Data extracted from a collection:
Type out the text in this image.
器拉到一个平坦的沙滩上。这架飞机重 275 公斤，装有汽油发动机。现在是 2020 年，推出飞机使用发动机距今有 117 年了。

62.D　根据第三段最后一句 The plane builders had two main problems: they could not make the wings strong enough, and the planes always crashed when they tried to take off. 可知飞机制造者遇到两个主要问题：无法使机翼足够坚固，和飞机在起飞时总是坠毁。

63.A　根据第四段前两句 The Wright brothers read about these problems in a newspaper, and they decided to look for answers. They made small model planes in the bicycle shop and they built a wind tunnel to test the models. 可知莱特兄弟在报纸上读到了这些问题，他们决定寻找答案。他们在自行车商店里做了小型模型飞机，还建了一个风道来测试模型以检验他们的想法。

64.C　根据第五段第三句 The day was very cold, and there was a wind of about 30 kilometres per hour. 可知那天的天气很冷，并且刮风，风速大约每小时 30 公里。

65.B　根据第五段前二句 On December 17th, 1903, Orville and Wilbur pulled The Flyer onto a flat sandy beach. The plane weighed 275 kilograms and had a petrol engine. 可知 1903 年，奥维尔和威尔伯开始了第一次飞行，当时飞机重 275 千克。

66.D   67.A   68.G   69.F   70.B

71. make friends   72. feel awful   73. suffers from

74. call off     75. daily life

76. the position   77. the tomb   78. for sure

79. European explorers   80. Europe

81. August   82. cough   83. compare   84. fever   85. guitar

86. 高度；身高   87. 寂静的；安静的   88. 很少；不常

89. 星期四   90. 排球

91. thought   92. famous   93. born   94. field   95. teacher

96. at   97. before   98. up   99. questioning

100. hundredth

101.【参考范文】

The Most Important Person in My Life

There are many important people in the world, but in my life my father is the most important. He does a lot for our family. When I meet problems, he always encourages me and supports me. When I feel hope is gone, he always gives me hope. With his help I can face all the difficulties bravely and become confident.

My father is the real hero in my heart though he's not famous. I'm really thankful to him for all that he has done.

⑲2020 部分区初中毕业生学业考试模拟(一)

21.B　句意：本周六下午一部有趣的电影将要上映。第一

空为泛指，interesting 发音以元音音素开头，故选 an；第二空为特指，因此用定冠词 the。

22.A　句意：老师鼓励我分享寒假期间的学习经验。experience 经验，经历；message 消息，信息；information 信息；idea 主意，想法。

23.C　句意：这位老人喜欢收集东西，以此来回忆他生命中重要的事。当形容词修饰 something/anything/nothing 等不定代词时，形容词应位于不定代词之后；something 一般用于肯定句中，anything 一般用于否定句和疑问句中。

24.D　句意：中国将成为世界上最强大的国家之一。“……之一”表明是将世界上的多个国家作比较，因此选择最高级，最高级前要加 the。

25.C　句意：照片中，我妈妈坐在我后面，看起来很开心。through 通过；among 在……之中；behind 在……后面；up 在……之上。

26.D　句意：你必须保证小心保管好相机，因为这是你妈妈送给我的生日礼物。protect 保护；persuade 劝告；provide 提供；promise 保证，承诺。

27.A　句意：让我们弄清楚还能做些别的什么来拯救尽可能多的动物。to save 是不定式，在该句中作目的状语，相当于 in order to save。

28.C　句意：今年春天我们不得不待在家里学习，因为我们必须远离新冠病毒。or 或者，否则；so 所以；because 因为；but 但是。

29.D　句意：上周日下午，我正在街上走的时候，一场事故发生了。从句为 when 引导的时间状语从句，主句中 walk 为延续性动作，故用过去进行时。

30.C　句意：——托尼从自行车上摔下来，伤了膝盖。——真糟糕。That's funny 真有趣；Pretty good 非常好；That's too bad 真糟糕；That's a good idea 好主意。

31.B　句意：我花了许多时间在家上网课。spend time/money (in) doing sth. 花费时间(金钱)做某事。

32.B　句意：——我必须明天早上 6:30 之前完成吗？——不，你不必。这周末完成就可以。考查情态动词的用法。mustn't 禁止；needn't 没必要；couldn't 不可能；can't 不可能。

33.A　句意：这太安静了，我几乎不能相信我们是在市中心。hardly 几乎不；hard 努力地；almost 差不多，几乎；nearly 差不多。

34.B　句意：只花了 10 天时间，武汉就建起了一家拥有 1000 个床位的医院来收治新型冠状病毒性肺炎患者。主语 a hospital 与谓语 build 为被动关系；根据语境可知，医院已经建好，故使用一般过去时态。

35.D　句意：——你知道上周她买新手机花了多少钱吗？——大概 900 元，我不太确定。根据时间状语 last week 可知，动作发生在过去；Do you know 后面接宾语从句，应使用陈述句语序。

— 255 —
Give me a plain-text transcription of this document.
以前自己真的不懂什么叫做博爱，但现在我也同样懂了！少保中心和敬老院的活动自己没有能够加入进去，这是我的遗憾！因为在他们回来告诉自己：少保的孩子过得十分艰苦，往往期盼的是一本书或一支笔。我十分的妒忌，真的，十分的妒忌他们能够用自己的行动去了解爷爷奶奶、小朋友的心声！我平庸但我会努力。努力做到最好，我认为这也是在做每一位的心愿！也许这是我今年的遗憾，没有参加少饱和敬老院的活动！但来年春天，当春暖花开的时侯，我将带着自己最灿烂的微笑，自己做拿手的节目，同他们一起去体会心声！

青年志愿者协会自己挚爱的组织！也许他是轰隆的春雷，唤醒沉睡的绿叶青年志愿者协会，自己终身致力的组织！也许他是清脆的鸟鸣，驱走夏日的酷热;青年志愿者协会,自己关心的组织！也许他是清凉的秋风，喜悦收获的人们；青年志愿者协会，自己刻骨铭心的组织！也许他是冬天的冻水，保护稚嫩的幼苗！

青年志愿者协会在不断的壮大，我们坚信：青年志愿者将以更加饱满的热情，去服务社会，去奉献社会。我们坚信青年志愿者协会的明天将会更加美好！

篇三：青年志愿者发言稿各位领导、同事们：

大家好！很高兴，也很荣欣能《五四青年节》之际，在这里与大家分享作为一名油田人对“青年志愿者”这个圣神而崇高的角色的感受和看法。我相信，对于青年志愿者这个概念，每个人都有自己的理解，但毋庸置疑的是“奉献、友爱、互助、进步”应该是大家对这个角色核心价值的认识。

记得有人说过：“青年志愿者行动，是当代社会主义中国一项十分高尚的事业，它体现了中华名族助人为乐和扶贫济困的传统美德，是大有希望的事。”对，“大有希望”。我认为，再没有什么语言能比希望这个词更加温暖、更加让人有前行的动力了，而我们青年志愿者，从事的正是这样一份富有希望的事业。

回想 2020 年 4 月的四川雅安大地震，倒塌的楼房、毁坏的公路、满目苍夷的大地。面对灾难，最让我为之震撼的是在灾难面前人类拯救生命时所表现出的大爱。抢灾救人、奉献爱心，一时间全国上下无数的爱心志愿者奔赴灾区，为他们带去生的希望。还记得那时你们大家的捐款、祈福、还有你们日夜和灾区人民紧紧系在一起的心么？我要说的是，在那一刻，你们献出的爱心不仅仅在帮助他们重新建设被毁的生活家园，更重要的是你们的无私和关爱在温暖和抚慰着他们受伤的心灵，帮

**Short problem**
Restate every line of the data word for word.

**Output for this exercise**
Type out the text in this image.
器拉到一个平坦的沙滩上。这架飞机重 275 公斤，装有汽油发动机。现在是 2020 年，推出飞机使用发动机距今有 117 年了。

62.D　根据第三段最后一句 The plane builders had two main problems: they could not make the wings strong enough, and the planes always crashed when they tried to take off. 可知飞机制造者遇到两个主要问题：无法使机翼足够坚固，和飞机在起飞时总是坠毁。

63.A　根据第四段前两句 The Wright brothers read about these problems in a newspaper, and they decided to look for answers. They made small model planes in the bicycle shop and they built a wind tunnel to test the models. 可知莱特兄弟在报纸上读到了这些问题，他们决定寻找答案。他们在自行车商店里做了小型模型飞机，还建了一个风道来测试模型以检验他们的想法。

64.C　根据第五段第三句 The day was very cold, and there was a wind of about 30 kilometres per hour. 可知那天的天气很冷，并且刮风，风速大约每小时 30 公里。

65.B　根据第五段前二句 On December 17th, 1903, Orville and Wilbur pulled The Flyer onto a flat sandy beach. The plane weighed 275 kilograms and had a petrol engine. 可知 1903 年，奥维尔和威尔伯开始了第一次飞行，当时飞机重 275 千克。

66.D   67.A   68.G   69.F   70.B

71. make friends   72. feel awful   73. suffers from

74. call off     75. daily life

76. the position   77. the tomb   78. for sure

79. European explorers   80. Europe

81. August   82. cough   83. compare   84. fever   85. guitar

86. 高度；身高   87. 寂静的；安静的   88. 很少；不常

89. 星期四   90. 排球

91. thought   92. famous   93. born   94. field   95. teacher

96. at   97. before   98. up   99. questioning

100. hundredth

101.【参考范文】

The Most Important Person in My Life

There are many important people in the world, but in my life my father is the most important. He does a lot for our family. When I meet problems, he always encourages me and supports me. When I feel hope is gone, he always gives me hope. With his help I can face all the difficulties bravely and become confident.

My father is the real hero in my heart though he's not famous. I'm really thankful to him for all that he has done.

⑲2020 部分区初中毕业生学业考试模拟(一)

21.B　句意：本周六下午一部有趣的电影将要上映。第一

空为泛指，interesting 发音以元音音素开头，故选 an；第二空为特指，因此用定冠词 the。

22.A　句意：老师鼓励我分享寒假期间的学习经验。experience 经验，经历；message 消息，信息；information 信息；idea 主意，想法。

23.C　句意：这位老人喜欢收集东西，以此来回忆他生命中重要的事。当形容词修饰 something/anything/nothing 等不定代词时，形容词应位于不定代词之后；something 一般用于肯定句中，anything 一般用于否定句和疑问句中。

24.D　句意：中国将成为世界上最强大的国家之一。“……之一”表明是将世界上的多个国家作比较，因此选择最高级，最高级前要加 the。

25.C　句意：照片中，我妈妈坐在我后面，看起来很开心。through 通过；among 在……之中；behind 在……后面；up 在……之上。

26.D　句意：你必须保证小心保管好相机，因为这是你妈妈送给我的生日礼物。protect 保护；persuade 劝告；provide 提供；promise 保证，承诺。

27.A　句意：让我们弄清楚还能做些别的什么来拯救尽可能多的动物。to save 是不定式，在该句中作目的状语，相当于 in order to save。

28.C　句意：今年春天我们不得不待在家里学习，因为我们必须远离新冠病毒。or 或者，否则；so 所以；because 因为；but 但是。

29.D　句意：上周日下午，我正在街上走的时候，一场事故发生了。从句为 when 引导的时间状语从句，主句中 walk 为延续性动作，故用过去进行时。

30.C　句意：——托尼从自行车上摔下来，伤了膝盖。——真糟糕。That's funny 真有趣；Pretty good 非常好；That's too bad 真糟糕；That's a good idea 好主意。

31.B　句意：我花了许多时间在家上网课。spend time/money (in) doing sth. 花费时间(金钱)做某事。

32.B　句意：——我必须明天早上 6:30 之前完成吗？——不，你不必。这周末完成就可以。考查情态动词的用法。mustn't 禁止；needn't 没必要；couldn't 不可能；can't 不可能。

33.A　句意：这太安静了，我几乎不能相信我们是在市中心。hardly 几乎不；hard 努力地；almost 差不多，几乎；nearly 差不多。

34.B　句意：只花了 10 天时间，武汉就建起了一家拥有 1000 个床位的医院来收治新型冠状病毒性肺炎患者。主语 a hospital 与谓语 build 为被动关系；根据语境可知，医院已经建好，故使用一般过去时态。

35.D　句意：——你知道上周她买新手机花了多少钱吗？——大概 900 元，我不太确定。根据时间状语 last week 可知，动作发生在过去；Do you know 后面接宾语从句，应使用陈述句语序。

— 255 —
Give me a plain-text transcription of this document.
以前自己真的不懂什么叫做博爱，但现在我也同样懂了！少保中心和敬老院的活动自己没有能够加入进去，这是我的遗憾！因为在他们回来告诉自己：少保的孩子过得十分艰苦，往往期盼的是一本书或一支笔。我十分的妒忌，真的，十分的妒忌他们能够用自己的行动去了解爷爷奶奶、小朋友的心声！我平庸但我会努力。努力做到最好，我认为这也是在做每一位的心愿！也许这是我今年的遗憾，没有参加少饱和敬老院的活动！但来年春天，当春暖花开的时侯，我将带着自己最灿烂的微笑，自己做拿手的节目，同他们一起去体会心声！

青年志愿者协会自己挚爱的组织！也许他是轰隆的春雷，唤醒沉睡的绿叶青年志愿者协会，自己终身致力的组织！也许他是清脆的鸟鸣，驱走夏日的酷热;青年志愿者协会,自己关心的组织！也许他是清凉的秋风，喜悦收获的人们；青年志愿者协会，自己刻骨铭心的组织！也许他是冬天的冻水，保护稚嫩的幼苗！

青年志愿者协会在不断的壮大，我们坚信：青年志愿者将以更加饱满的热情，去服务社会，去奉献社会。我们坚信青年志愿者协会的明天将会更加美好！

篇三：青年志愿者发言稿各位领导、同事们：

大家好！很高兴，也很荣欣能《五四青年节》之际，在这里与大家分享作为一名油田人对“青年志愿者”这个圣神而崇高的角色的感受和看法。我相信，对于青年志愿者这个概念，每个人都有自己的理解，但毋庸置疑的是“奉献、友爱、互助、进步”应该是大家对这个角色核心价值的认识。

记得有人说过：“青年志愿者行动，是当代社会主义中国一项十分高尚的事业，它体现了中华名族助人为乐和扶贫济困的传统美德，是大有希望的事。”对，“大有希望”。我认为，再没有什么语言能比希望这个词更加温暖、更加让人有前行的动力了，而我们青年志愿者，从事的正是这样一份富有希望的事业。

回想 2020 年 4 月的四川雅安大地震，倒塌的楼房、毁坏的公路、满目苍夷的大地。面对灾难，最让我为之震撼的是在灾难面前人类拯救生命时所表现出的大爱。抢灾救人、奉献爱心，一时间全国上下无数的爱心志愿者奔赴灾区，为他们带去生的希望。还记得那时你们大家的捐款、祈福、还有你们日夜和灾区人民紧紧系在一起的心么？我要说的是，在那一刻，你们献出的爱心不仅仅在帮助他们重新建设被毁的生活家园，更重要的是你们的无私和关爱在温暖和抚慰着他们受伤的心灵，帮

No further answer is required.